## begin Records for this task

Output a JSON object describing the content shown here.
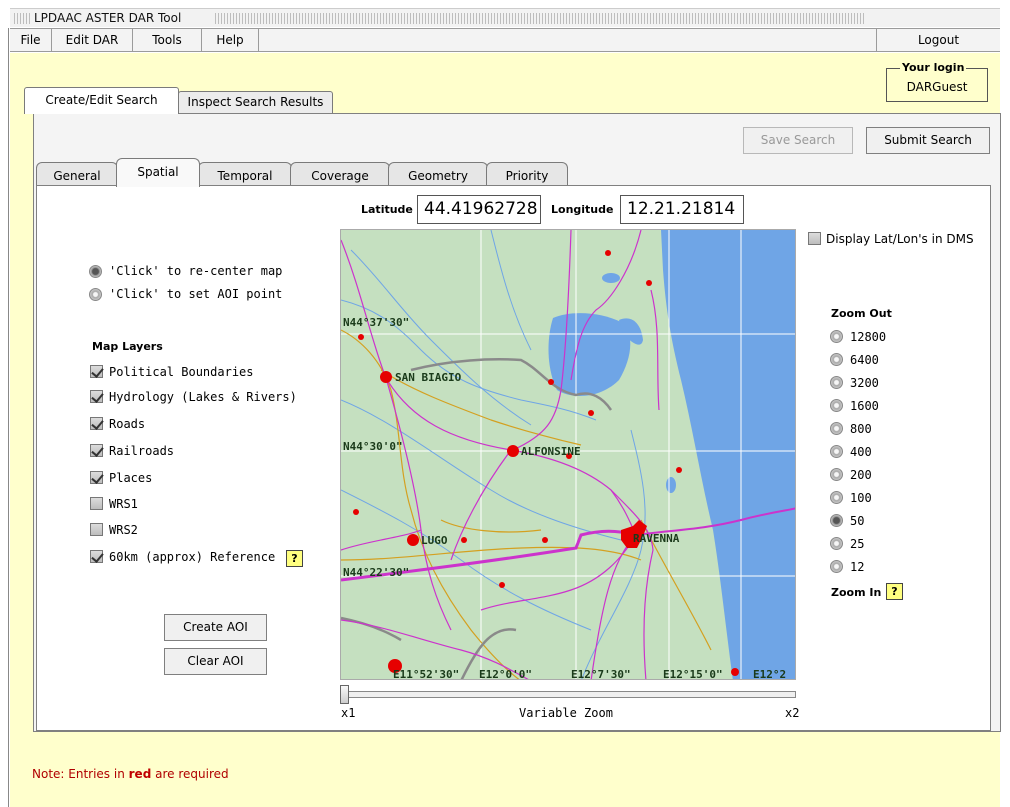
{
  "window": {
    "title": "LPDAAC ASTER DAR Tool"
  },
  "menu": {
    "items": [
      "File",
      "Edit DAR",
      "Tools",
      "Help"
    ],
    "logout": "Logout"
  },
  "login": {
    "title": "Your login",
    "user": "DARGuest"
  },
  "main_tabs": [
    "Create/Edit Search",
    "Inspect Search Results"
  ],
  "actions": {
    "save": "Save Search",
    "submit": "Submit Search"
  },
  "sub_tabs": [
    "General",
    "Spatial",
    "Temporal",
    "Coverage",
    "Geometry",
    "Priority"
  ],
  "coords": {
    "lat_label": "Latitude",
    "lat_value": "44.41962728",
    "lon_label": "Longitude",
    "lon_value": "12.21.21814"
  },
  "dms": {
    "label": "Display Lat/Lon's in DMS",
    "checked": false
  },
  "click_modes": [
    {
      "label": "'Click' to re-center map",
      "selected": true
    },
    {
      "label": "'Click' to set AOI point",
      "selected": false
    }
  ],
  "layers": {
    "title": "Map Layers",
    "items": [
      {
        "label": "Political Boundaries",
        "checked": true
      },
      {
        "label": "Hydrology (Lakes & Rivers)",
        "checked": true
      },
      {
        "label": "Roads",
        "checked": true
      },
      {
        "label": "Railroads",
        "checked": true
      },
      {
        "label": "Places",
        "checked": true
      },
      {
        "label": "WRS1",
        "checked": false
      },
      {
        "label": "WRS2",
        "checked": false
      },
      {
        "label": "60km (approx) Reference",
        "checked": true
      }
    ],
    "help": "?"
  },
  "aoi": {
    "create": "Create AOI",
    "clear": "Clear AOI"
  },
  "zoom": {
    "out_label": "Zoom Out",
    "in_label": "Zoom In",
    "help": "?",
    "levels": [
      "12800",
      "6400",
      "3200",
      "1600",
      "800",
      "400",
      "200",
      "100",
      "50",
      "25",
      "12"
    ],
    "selected": "50"
  },
  "map": {
    "lat_labels": [
      "N44°37'30\"",
      "N44°30'0\"",
      "N44°22'30\""
    ],
    "lon_labels": [
      "E11°52'30\"",
      "E12°0'0\"",
      "E12°7'30\"",
      "E12°15'0\"",
      "E12°2"
    ],
    "places": [
      "SAN BIAGIO",
      "ALFONSINE",
      "LUGO",
      "RAVENNA"
    ],
    "colors": {
      "land": "#c5e0c0",
      "water": "#6fa5e6",
      "roads": "#cc33cc",
      "rivers": "#6fa5e6",
      "boundaries": "#d4a020",
      "railroads": "#888888",
      "places": "#e60000",
      "grid": "#ffffff"
    }
  },
  "variable_zoom": {
    "label": "Variable Zoom",
    "min": "x1",
    "max": "x2",
    "value": 0
  },
  "note": {
    "prefix": "Note: Entries in ",
    "bold": "red",
    "suffix": " are required"
  }
}
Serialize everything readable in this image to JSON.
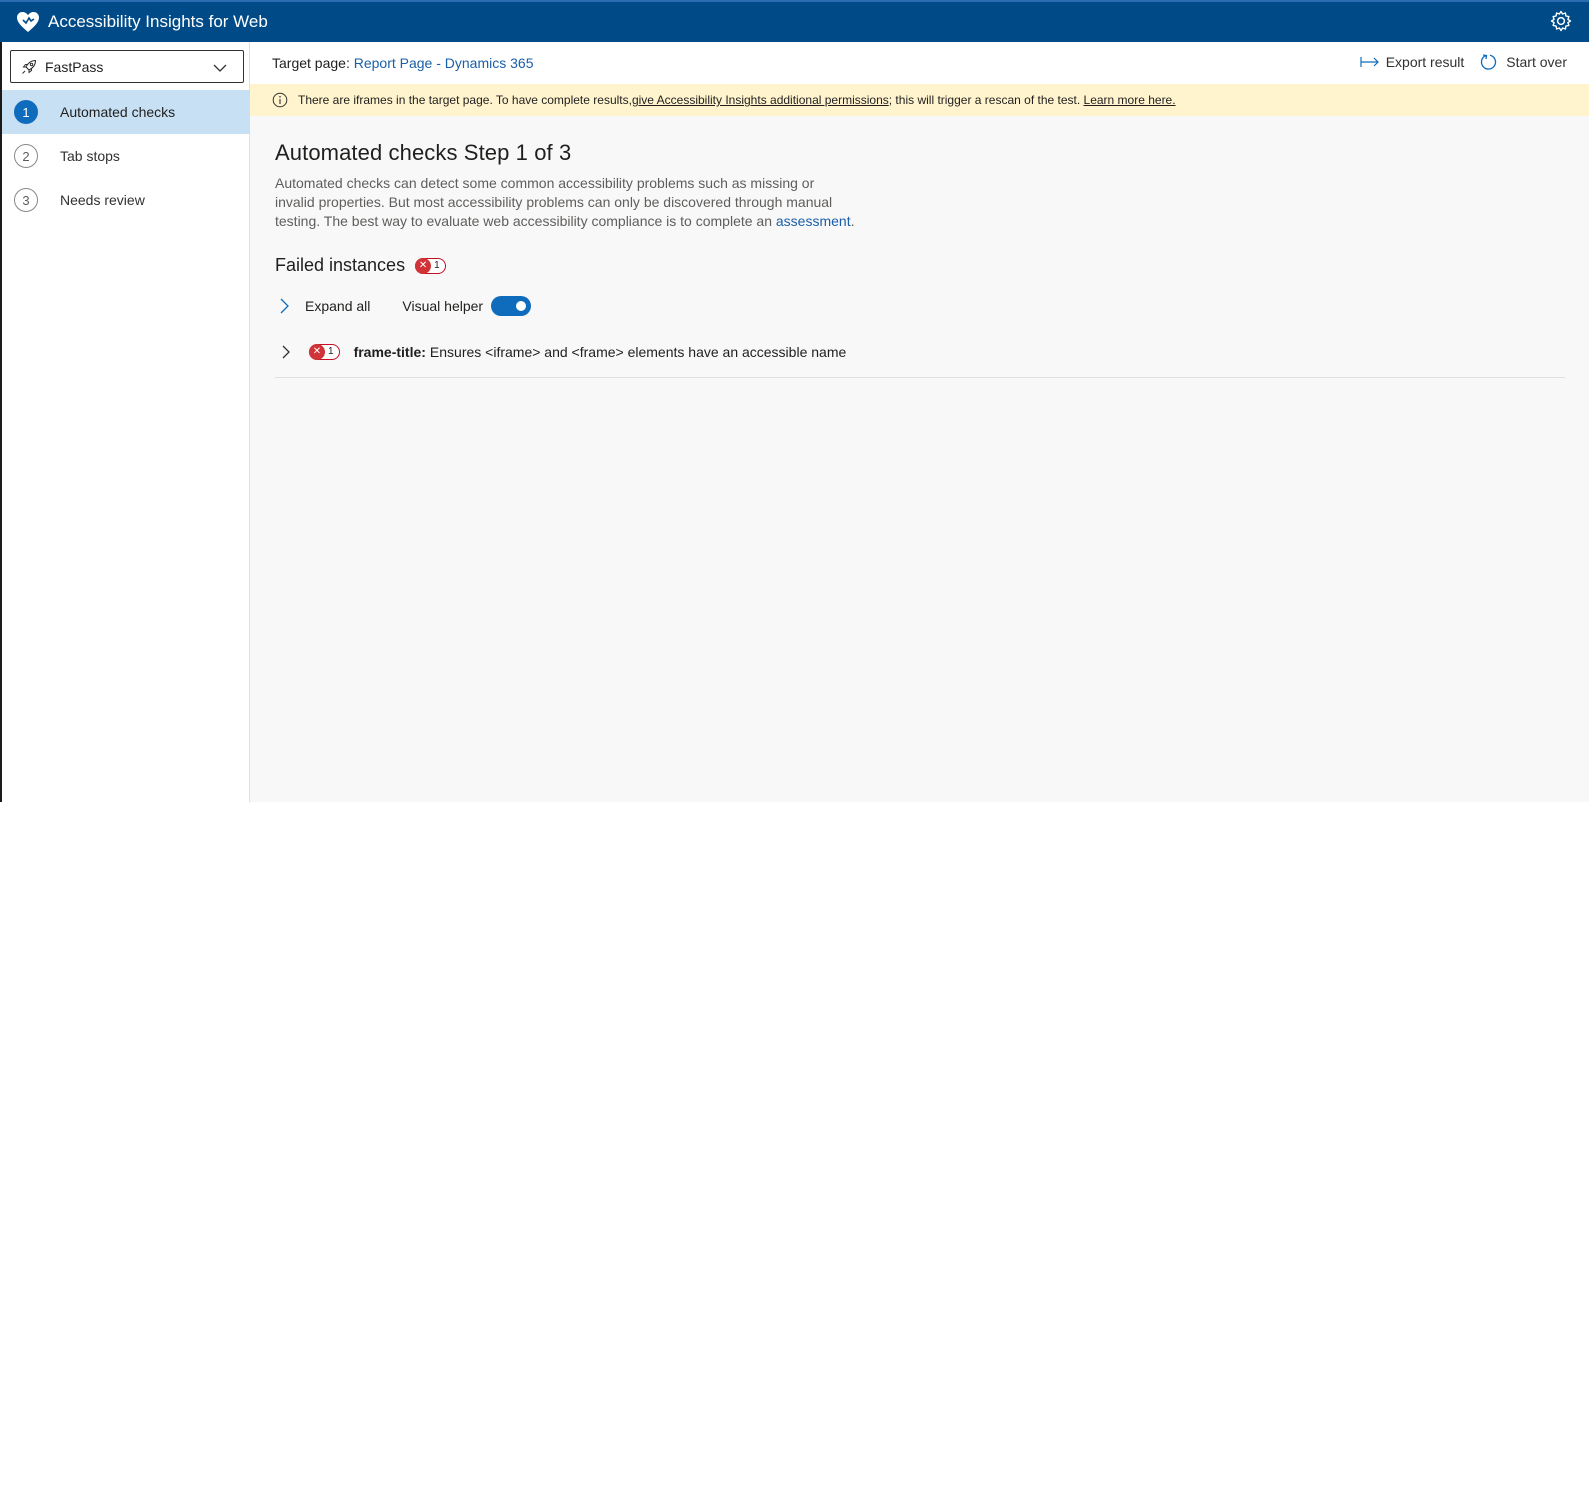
{
  "header": {
    "title": "Accessibility Insights for Web",
    "logo_icon": "heart-logo-icon",
    "settings_icon": "gear-icon"
  },
  "nav": {
    "mode": {
      "label": "FastPass",
      "icon": "rocket-icon"
    },
    "items": [
      {
        "number": "1",
        "label": "Automated checks",
        "active": true
      },
      {
        "number": "2",
        "label": "Tab stops",
        "active": false
      },
      {
        "number": "3",
        "label": "Needs review",
        "active": false
      }
    ]
  },
  "commandbar": {
    "target_label": "Target page:",
    "target_link": "Report Page - Dynamics 365",
    "export_label": "Export result",
    "start_over_label": "Start over"
  },
  "notice": {
    "text_before": "There are iframes in the target page. To have complete results, ",
    "link_permissions": "give Accessibility Insights additional permissions",
    "text_after": "; this will trigger a rescan of the test. ",
    "link_learn": "Learn more here."
  },
  "content": {
    "heading": "Automated checks Step 1 of 3",
    "description_before": "Automated checks can detect some common accessibility problems such as missing or invalid properties. But most accessibility problems can only be discovered through manual testing. The best way to evaluate web accessibility compliance is to complete an ",
    "description_link": "assessment",
    "description_after": ".",
    "failed_heading": "Failed instances",
    "failed_count": "1",
    "expand_all_label": "Expand all",
    "visual_helper_label": "Visual helper",
    "visual_helper_on": true,
    "rules": [
      {
        "id": "frame-title:",
        "count": "1",
        "description": "Ensures <iframe> and <frame> elements have an accessible name"
      }
    ]
  },
  "colors": {
    "header_bg": "#004b87",
    "accent": "#0f6cbd",
    "active_nav_bg": "#c7e0f4",
    "notice_bg": "#fff4ce",
    "error": "#d13438"
  }
}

## end Records for this task

Take the listing above and restate it word for word, without its pictures.

Output a JSON object describing the content shown here.
{
  "window": {
    "title": "LPDAAC ASTER DAR Tool"
  },
  "menu": {
    "items": [
      "File",
      "Edit DAR",
      "Tools",
      "Help"
    ],
    "logout": "Logout"
  },
  "login": {
    "title": "Your login",
    "user": "DARGuest"
  },
  "main_tabs": [
    "Create/Edit Search",
    "Inspect Search Results"
  ],
  "actions": {
    "save": "Save Search",
    "submit": "Submit Search"
  },
  "sub_tabs": [
    "General",
    "Spatial",
    "Temporal",
    "Coverage",
    "Geometry",
    "Priority"
  ],
  "coords": {
    "lat_label": "Latitude",
    "lat_value": "44.41962728",
    "lon_label": "Longitude",
    "lon_value": "12.21.21814"
  },
  "dms": {
    "label": "Display Lat/Lon's in DMS",
    "checked": false
  },
  "click_modes": [
    {
      "label": "'Click' to re-center map",
      "selected": true
    },
    {
      "label": "'Click' to set AOI point",
      "selected": false
    }
  ],
  "layers": {
    "title": "Map Layers",
    "items": [
      {
        "label": "Political Boundaries",
        "checked": true
      },
      {
        "label": "Hydrology (Lakes & Rivers)",
        "checked": true
      },
      {
        "label": "Roads",
        "checked": true
      },
      {
        "label": "Railroads",
        "checked": true
      },
      {
        "label": "Places",
        "checked": true
      },
      {
        "label": "WRS1",
        "checked": false
      },
      {
        "label": "WRS2",
        "checked": false
      },
      {
        "label": "60km (approx) Reference",
        "checked": true
      }
    ],
    "help": "?"
  },
  "aoi": {
    "create": "Create AOI",
    "clear": "Clear AOI"
  },
  "zoom": {
    "out_label": "Zoom Out",
    "in_label": "Zoom In",
    "help": "?",
    "levels": [
      "12800",
      "6400",
      "3200",
      "1600",
      "800",
      "400",
      "200",
      "100",
      "50",
      "25",
      "12"
    ],
    "selected": "50"
  },
  "map": {
    "lat_labels": [
      "N44°37'30\"",
      "N44°30'0\"",
      "N44°22'30\""
    ],
    "lon_labels": [
      "E11°52'30\"",
      "E12°0'0\"",
      "E12°7'30\"",
      "E12°15'0\"",
      "E12°2"
    ],
    "places": [
      "SAN BIAGIO",
      "ALFONSINE",
      "LUGO",
      "RAVENNA"
    ],
    "colors": {
      "land": "#c5e0c0",
      "water": "#6fa5e6",
      "roads": "#cc33cc",
      "rivers": "#6fa5e6",
      "boundaries": "#d4a020",
      "railroads": "#888888",
      "places": "#e60000",
      "grid": "#ffffff"
    }
  },
  "variable_zoom": {
    "label": "Variable Zoom",
    "min": "x1",
    "max": "x2",
    "value": 0
  },
  "note": {
    "prefix": "Note: Entries in ",
    "bold": "red",
    "suffix": " are required"
  }
}
Serialize everything readable in this image to JSON.
{
  "header": {
    "title": "Accessibility Insights for Web",
    "logo_icon": "heart-logo-icon",
    "settings_icon": "gear-icon"
  },
  "nav": {
    "mode": {
      "label": "FastPass",
      "icon": "rocket-icon"
    },
    "items": [
      {
        "number": "1",
        "label": "Automated checks",
        "active": true
      },
      {
        "number": "2",
        "label": "Tab stops",
        "active": false
      },
      {
        "number": "3",
        "label": "Needs review",
        "active": false
      }
    ]
  },
  "commandbar": {
    "target_label": "Target page:",
    "target_link": "Report Page - Dynamics 365",
    "export_label": "Export result",
    "start_over_label": "Start over"
  },
  "notice": {
    "text_before": "There are iframes in the target page. To have complete results, ",
    "link_permissions": "give Accessibility Insights additional permissions",
    "text_after": "; this will trigger a rescan of the test. ",
    "link_learn": "Learn more here."
  },
  "content": {
    "heading": "Automated checks Step 1 of 3",
    "description_before": "Automated checks can detect some common accessibility problems such as missing or invalid properties. But most accessibility problems can only be discovered through manual testing. The best way to evaluate web accessibility compliance is to complete an ",
    "description_link": "assessment",
    "description_after": ".",
    "failed_heading": "Failed instances",
    "failed_count": "1",
    "expand_all_label": "Expand all",
    "visual_helper_label": "Visual helper",
    "visual_helper_on": true,
    "rules": [
      {
        "id": "frame-title:",
        "count": "1",
        "description": "Ensures <iframe> and <frame> elements have an accessible name"
      }
    ]
  },
  "colors": {
    "header_bg": "#004b87",
    "accent": "#0f6cbd",
    "active_nav_bg": "#c7e0f4",
    "notice_bg": "#fff4ce",
    "error": "#d13438"
  }
}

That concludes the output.